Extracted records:
* BEGIN *

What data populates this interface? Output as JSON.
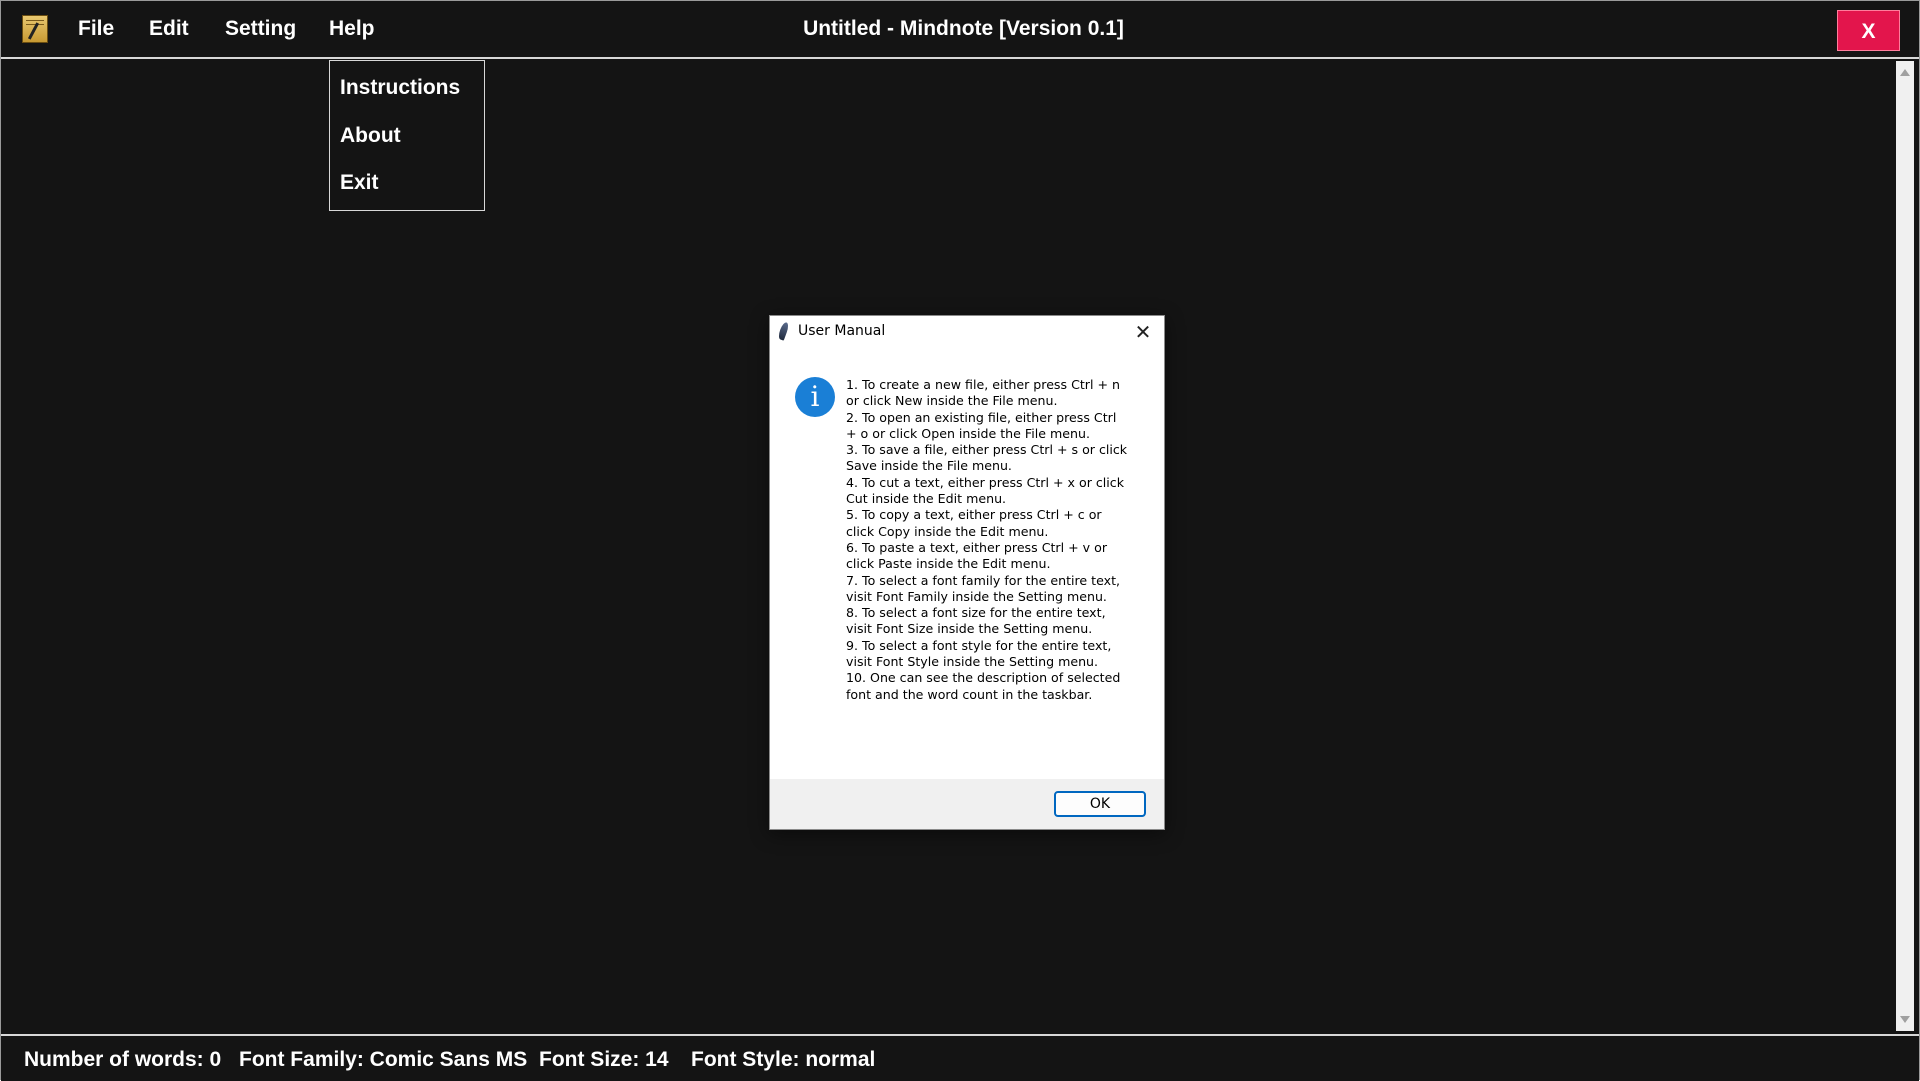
{
  "app": {
    "icon": "notepad-quill-icon",
    "title": "Untitled - Mindnote [Version 0.1]",
    "close_label": "X",
    "close_color": "#e3154c"
  },
  "menubar": {
    "file": "File",
    "edit": "Edit",
    "setting": "Setting",
    "help": "Help"
  },
  "help_menu": {
    "items": [
      "Instructions",
      "About",
      "Exit"
    ]
  },
  "dialog": {
    "title": "User Manual",
    "icon": "feather-icon",
    "message_icon": "info-icon",
    "message_icon_glyph": "i",
    "lines": [
      "1. To create a new file, either press Ctrl + n",
      "or click New inside the File menu.",
      "2. To open an existing file, either press Ctrl",
      "+ o or click Open inside the File menu.",
      "3. To save a file, either press Ctrl + s or click",
      "Save inside the File menu.",
      "4. To cut a text, either press Ctrl + x or click",
      "Cut inside the Edit menu.",
      "5. To copy a text, either press Ctrl + c or",
      "click Copy inside the Edit menu.",
      "6. To paste a text, either press Ctrl + v or",
      "click Paste inside the Edit menu.",
      "7. To select a font family for the entire text,",
      "visit Font Family inside the Setting menu.",
      "8. To select a font size for the entire text,",
      "visit Font Size inside the Setting menu.",
      "9. To select a font style for the entire text,",
      "visit Font Style inside the Setting menu.",
      "10. One can see the description of selected",
      "font and the word count in the taskbar."
    ],
    "ok_label": "OK",
    "close_glyph": "✕"
  },
  "statusbar": {
    "words": "Number of words: 0",
    "font_family": "Font Family: Comic Sans MS",
    "font_size": "Font Size: 14",
    "font_style": "Font Style: normal"
  },
  "colors": {
    "background": "#141414",
    "accent_blue": "#0067c0"
  }
}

* END *

◆ Prompt: In the listing, find all lines with the string "Edit" and copy them.

◆ Written reply:
    "edit": "Edit",
      "Cut inside the Edit menu.",
      "click Copy inside the Edit menu.",
      "click Paste inside the Edit menu.",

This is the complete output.